_Request_: Write out all of the entries exactly as given.

_Data to process_:
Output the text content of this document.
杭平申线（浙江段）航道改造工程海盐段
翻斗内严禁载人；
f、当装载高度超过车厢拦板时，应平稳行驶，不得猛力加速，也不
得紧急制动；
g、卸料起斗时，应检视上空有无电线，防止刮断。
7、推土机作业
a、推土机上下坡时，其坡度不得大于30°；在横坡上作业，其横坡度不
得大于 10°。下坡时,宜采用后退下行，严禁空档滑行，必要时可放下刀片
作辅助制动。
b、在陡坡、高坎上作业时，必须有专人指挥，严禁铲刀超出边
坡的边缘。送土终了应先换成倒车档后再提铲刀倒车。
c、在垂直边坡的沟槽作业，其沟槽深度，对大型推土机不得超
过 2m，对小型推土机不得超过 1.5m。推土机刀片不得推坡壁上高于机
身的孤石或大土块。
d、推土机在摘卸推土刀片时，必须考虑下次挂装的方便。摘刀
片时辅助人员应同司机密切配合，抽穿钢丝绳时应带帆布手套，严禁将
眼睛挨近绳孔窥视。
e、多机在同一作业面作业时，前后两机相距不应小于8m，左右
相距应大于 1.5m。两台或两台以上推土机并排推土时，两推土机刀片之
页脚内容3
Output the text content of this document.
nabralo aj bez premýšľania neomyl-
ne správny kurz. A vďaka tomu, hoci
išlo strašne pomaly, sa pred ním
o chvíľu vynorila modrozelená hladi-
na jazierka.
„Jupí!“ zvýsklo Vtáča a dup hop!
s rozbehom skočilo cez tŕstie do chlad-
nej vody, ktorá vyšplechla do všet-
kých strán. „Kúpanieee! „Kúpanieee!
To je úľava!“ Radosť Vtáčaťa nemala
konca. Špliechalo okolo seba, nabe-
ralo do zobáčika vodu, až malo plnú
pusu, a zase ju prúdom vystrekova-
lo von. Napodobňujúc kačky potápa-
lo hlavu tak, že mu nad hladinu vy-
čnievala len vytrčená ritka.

_Exercise solution_:
Output the text content of this document.
杭平申线（浙江段）航道改造工程海盐段
翻斗内严禁载人；
f、当装载高度超过车厢拦板时，应平稳行驶，不得猛力加速，也不
得紧急制动；
g、卸料起斗时，应检视上空有无电线，防止刮断。
7、推土机作业
a、推土机上下坡时，其坡度不得大于30°；在横坡上作业，其横坡度不
得大于 10°。下坡时,宜采用后退下行，严禁空档滑行，必要时可放下刀片
作辅助制动。
b、在陡坡、高坎上作业时，必须有专人指挥，严禁铲刀超出边
坡的边缘。送土终了应先换成倒车档后再提铲刀倒车。
c、在垂直边坡的沟槽作业，其沟槽深度，对大型推土机不得超
过 2m，对小型推土机不得超过 1.5m。推土机刀片不得推坡壁上高于机
身的孤石或大土块。
d、推土机在摘卸推土刀片时，必须考虑下次挂装的方便。摘刀
片时辅助人员应同司机密切配合，抽穿钢丝绳时应带帆布手套，严禁将
眼睛挨近绳孔窥视。
e、多机在同一作业面作业时，前后两机相距不应小于8m，左右
相距应大于 1.5m。两台或两台以上推土机并排推土时，两推土机刀片之
页脚内容3
Output the text content of this document.
nabralo aj bez premýšľania neomyl-
ne správny kurz. A vďaka tomu, hoci
išlo strašne pomaly, sa pred ním
o chvíľu vynorila modrozelená hladi-
na jazierka.
„Jupí!“ zvýsklo Vtáča a dup hop!
s rozbehom skočilo cez tŕstie do chlad-
nej vody, ktorá vyšplechla do všet-
kých strán. „Kúpanieee! „Kúpanieee!
To je úľava!“ Radosť Vtáčaťa nemala
konca. Špliechalo okolo seba, nabe-
ralo do zobáčika vodu, až malo plnú
pusu, a zase ju prúdom vystrekova-
lo von. Napodobňujúc kačky potápa-
lo hlavu tak, že mu nad hladinu vy-
čnievala len vytrčená ritka.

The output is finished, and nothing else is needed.